WHAT THE TASK REQUIRES: For the material that follows, list every line containing the word "data".

RECORD SET:
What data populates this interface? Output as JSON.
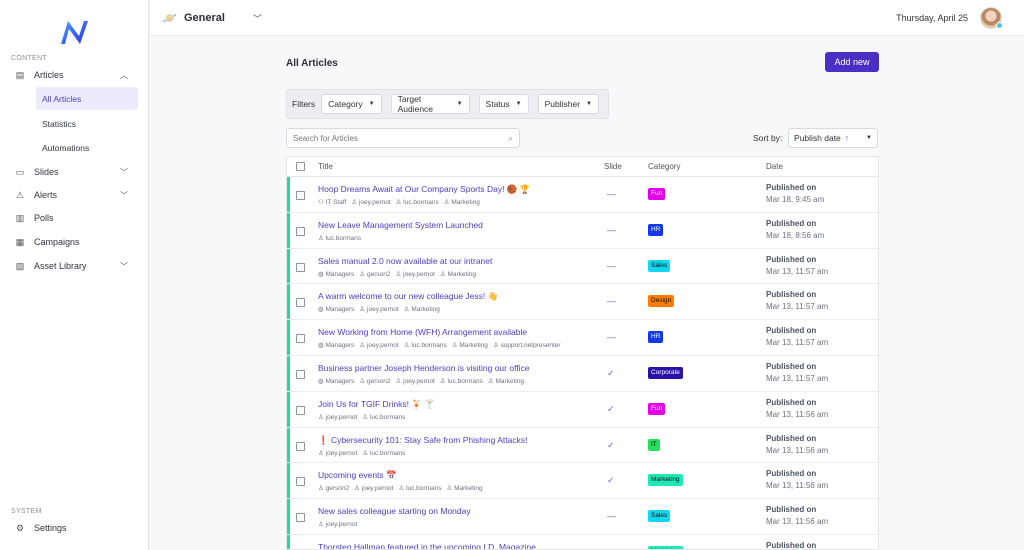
--
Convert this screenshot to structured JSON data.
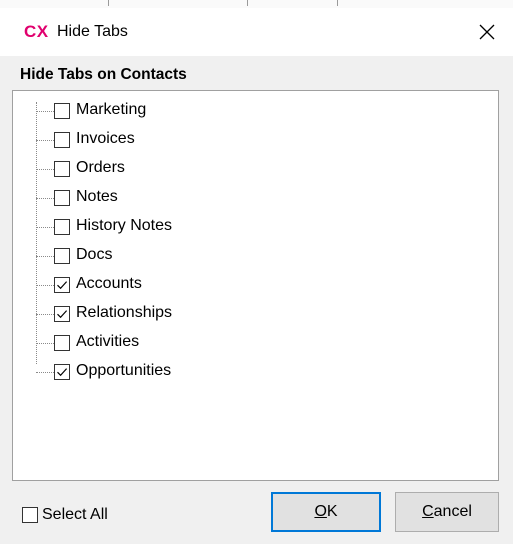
* * *
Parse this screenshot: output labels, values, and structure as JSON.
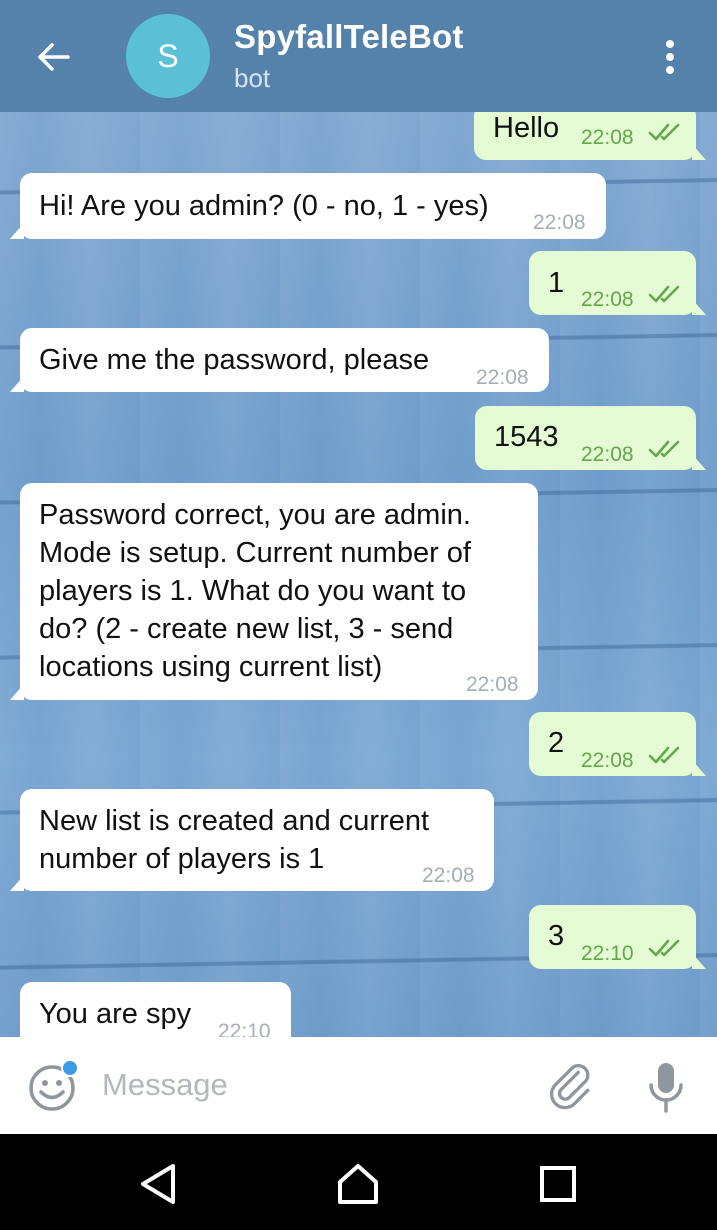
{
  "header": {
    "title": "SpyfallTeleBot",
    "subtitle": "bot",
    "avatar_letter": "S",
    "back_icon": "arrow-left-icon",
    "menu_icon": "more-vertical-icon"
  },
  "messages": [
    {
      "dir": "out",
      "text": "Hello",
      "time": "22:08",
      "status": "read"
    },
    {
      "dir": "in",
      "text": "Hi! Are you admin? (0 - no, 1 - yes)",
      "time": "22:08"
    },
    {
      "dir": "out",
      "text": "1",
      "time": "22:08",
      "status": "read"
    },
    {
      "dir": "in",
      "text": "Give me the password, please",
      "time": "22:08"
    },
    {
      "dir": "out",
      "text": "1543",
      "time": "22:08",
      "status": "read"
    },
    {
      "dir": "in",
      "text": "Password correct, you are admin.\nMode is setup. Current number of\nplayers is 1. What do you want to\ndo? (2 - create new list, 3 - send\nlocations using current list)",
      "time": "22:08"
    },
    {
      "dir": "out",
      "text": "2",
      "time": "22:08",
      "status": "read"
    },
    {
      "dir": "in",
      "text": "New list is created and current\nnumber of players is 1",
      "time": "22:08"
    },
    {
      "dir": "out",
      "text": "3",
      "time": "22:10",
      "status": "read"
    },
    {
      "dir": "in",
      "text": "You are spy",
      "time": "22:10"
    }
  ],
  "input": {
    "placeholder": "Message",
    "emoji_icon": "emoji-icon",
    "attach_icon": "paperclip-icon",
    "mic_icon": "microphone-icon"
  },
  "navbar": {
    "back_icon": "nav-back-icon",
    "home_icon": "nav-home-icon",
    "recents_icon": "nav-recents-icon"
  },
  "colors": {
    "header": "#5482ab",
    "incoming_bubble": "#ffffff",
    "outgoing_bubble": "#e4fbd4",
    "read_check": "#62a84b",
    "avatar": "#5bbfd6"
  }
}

RESPONSE:
What data populates this interface? Output as JSON.
Convert this screenshot to structured JSON data.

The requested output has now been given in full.